— Begin —

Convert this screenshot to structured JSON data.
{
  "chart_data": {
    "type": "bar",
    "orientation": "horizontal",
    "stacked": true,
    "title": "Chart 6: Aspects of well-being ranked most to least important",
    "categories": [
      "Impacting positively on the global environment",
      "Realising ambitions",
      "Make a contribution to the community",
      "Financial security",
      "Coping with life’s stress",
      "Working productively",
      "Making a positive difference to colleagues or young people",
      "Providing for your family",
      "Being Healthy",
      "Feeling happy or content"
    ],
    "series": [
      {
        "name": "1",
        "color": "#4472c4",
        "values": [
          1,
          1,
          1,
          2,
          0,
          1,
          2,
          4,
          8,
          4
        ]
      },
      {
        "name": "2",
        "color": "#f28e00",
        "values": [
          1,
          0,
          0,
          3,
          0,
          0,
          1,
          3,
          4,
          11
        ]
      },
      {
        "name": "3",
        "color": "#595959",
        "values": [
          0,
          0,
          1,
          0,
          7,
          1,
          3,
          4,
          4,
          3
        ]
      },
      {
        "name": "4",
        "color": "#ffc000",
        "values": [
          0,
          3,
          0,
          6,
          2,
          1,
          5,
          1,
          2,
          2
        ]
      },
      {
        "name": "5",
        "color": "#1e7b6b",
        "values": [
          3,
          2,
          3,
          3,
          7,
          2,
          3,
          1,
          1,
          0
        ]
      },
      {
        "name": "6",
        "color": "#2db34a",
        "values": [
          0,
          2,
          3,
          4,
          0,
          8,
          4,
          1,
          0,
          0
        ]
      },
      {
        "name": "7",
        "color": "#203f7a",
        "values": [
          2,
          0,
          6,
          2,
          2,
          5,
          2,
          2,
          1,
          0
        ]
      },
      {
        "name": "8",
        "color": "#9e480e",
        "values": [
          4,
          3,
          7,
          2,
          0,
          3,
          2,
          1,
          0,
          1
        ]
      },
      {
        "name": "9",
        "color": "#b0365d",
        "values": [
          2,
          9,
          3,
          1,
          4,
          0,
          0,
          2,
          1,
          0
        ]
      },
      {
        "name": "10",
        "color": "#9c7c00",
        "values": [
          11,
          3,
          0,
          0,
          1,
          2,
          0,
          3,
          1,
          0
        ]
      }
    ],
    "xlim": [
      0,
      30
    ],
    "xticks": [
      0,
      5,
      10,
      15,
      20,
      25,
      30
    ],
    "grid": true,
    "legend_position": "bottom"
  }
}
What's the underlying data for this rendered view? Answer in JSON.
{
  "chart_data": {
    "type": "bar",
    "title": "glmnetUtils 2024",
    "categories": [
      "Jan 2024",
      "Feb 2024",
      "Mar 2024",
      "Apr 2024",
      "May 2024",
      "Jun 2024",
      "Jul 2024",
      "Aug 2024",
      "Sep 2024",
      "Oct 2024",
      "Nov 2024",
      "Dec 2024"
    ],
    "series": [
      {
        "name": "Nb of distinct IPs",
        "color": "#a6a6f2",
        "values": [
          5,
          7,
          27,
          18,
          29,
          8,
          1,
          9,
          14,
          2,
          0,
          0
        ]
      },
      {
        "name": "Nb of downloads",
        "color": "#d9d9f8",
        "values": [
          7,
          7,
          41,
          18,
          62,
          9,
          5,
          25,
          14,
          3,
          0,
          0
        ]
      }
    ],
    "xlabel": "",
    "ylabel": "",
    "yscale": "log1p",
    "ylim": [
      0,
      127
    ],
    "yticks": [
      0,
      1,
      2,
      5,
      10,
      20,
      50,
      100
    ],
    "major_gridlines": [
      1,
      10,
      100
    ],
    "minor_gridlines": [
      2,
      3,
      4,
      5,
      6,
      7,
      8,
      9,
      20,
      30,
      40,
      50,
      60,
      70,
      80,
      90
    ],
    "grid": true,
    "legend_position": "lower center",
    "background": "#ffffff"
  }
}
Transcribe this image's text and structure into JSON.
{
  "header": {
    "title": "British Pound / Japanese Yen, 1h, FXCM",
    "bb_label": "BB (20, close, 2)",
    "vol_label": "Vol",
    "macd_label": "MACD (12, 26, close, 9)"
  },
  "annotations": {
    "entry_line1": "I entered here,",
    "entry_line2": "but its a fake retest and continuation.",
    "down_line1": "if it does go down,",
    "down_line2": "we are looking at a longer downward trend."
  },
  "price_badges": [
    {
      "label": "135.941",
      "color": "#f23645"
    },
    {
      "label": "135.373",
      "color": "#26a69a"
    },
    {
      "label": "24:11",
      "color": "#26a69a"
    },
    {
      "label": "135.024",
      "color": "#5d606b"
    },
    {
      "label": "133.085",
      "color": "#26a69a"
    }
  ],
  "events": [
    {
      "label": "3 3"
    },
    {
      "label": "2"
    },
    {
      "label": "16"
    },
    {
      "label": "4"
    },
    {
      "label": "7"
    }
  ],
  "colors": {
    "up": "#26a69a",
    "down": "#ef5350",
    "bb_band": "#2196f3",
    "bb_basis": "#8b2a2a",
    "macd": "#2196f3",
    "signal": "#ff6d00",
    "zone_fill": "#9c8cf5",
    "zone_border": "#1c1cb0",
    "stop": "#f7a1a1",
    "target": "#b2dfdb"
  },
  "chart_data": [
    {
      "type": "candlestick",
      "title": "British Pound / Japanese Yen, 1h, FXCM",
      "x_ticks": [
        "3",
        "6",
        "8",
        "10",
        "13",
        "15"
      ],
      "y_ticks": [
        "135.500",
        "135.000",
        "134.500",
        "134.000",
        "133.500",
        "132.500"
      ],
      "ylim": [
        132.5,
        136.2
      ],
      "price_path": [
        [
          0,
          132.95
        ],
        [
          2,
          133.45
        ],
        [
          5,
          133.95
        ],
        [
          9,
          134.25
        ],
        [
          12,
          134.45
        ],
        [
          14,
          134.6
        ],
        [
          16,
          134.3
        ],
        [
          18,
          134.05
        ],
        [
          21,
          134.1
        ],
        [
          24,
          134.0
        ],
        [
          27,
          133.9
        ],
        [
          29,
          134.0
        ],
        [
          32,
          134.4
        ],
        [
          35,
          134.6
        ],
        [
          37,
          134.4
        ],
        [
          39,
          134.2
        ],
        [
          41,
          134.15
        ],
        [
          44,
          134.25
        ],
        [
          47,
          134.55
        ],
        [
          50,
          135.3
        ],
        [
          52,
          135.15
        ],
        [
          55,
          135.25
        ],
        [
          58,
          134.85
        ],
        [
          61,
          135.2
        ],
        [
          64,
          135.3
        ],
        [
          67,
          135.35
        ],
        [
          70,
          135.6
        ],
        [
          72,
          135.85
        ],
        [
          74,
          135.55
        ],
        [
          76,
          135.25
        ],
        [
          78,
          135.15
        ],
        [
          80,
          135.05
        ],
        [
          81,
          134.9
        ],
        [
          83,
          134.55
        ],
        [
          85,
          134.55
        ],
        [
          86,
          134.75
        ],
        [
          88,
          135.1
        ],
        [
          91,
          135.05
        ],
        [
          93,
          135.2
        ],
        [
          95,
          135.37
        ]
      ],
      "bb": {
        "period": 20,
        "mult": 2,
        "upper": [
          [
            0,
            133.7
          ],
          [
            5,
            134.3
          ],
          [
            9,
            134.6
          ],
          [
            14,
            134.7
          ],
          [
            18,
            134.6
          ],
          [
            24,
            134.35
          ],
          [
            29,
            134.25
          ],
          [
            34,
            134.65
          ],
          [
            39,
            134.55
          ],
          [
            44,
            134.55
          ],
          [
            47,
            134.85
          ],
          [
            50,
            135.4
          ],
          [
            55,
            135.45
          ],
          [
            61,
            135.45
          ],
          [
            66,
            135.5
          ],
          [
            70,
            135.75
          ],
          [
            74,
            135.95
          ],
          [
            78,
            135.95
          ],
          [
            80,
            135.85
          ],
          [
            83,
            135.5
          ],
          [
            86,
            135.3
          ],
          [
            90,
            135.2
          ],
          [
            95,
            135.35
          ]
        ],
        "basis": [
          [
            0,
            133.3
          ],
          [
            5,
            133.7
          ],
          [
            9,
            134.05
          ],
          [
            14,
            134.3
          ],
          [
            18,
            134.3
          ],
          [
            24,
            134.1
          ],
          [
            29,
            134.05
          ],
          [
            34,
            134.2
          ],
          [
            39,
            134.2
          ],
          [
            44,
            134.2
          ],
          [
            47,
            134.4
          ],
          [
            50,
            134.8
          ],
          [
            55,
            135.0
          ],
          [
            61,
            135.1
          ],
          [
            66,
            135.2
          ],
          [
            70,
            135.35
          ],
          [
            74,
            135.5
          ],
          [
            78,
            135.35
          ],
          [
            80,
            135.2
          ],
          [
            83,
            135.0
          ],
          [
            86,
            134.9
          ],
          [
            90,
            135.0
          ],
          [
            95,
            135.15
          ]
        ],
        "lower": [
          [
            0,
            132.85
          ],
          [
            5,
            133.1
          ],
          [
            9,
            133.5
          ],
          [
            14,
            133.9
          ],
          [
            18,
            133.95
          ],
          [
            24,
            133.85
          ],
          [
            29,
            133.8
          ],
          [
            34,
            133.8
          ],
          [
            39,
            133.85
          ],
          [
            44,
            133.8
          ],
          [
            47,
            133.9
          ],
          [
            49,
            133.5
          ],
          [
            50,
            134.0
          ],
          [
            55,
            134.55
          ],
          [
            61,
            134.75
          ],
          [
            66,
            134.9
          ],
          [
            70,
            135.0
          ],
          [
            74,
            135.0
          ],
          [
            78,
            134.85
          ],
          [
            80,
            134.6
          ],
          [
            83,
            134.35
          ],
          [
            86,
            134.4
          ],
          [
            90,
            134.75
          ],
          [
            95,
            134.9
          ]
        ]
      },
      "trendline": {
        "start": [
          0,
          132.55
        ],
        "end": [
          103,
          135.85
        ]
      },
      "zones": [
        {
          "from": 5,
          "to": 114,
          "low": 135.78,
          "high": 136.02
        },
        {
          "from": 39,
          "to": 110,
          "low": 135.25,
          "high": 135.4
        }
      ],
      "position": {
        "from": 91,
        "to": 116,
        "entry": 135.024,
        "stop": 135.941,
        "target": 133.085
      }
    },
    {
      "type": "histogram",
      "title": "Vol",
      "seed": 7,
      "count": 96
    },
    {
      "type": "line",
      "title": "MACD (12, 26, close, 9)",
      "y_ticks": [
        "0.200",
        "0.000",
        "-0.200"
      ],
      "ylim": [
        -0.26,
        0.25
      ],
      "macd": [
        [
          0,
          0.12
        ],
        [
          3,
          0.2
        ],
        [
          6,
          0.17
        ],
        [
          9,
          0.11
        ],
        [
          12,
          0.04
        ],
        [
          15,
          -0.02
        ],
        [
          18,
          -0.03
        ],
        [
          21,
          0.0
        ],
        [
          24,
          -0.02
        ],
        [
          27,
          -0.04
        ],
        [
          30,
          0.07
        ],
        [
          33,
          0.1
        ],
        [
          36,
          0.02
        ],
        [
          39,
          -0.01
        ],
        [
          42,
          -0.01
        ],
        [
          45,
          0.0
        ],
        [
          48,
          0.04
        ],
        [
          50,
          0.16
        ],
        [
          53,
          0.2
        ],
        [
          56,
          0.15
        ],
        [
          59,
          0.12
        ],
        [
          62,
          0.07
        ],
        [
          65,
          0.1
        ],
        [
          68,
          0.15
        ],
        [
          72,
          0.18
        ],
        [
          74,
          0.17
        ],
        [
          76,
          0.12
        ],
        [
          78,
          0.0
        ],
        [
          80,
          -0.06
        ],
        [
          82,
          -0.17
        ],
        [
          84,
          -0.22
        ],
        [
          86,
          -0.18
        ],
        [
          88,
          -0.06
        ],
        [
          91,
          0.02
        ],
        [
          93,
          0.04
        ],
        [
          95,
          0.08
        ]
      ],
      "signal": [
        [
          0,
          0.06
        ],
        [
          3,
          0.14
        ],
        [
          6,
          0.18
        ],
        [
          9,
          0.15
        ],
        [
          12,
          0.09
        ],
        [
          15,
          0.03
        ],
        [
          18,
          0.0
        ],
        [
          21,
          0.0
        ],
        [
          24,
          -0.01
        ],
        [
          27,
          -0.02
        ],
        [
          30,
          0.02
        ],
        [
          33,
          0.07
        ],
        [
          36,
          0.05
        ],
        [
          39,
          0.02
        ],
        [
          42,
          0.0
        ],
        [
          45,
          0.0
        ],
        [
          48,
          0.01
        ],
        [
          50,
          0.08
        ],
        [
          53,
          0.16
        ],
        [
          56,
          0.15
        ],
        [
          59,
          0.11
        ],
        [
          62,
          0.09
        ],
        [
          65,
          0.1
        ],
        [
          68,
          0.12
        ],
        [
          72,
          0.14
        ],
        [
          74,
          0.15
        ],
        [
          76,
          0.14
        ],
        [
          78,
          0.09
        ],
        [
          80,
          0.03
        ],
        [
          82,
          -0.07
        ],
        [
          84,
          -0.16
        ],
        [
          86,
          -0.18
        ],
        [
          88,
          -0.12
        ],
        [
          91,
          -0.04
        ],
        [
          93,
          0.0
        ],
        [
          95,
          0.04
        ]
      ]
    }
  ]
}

— End —

### GIVEN PROBLEM
Only lines with the word "Pound" are wanted, so copy each one from the records.

### SOLUTION BELOW
    "title": "British Pound / Japanese Yen, 1h, FXCM",
      "title": "British Pound / Japanese Yen, 1h, FXCM",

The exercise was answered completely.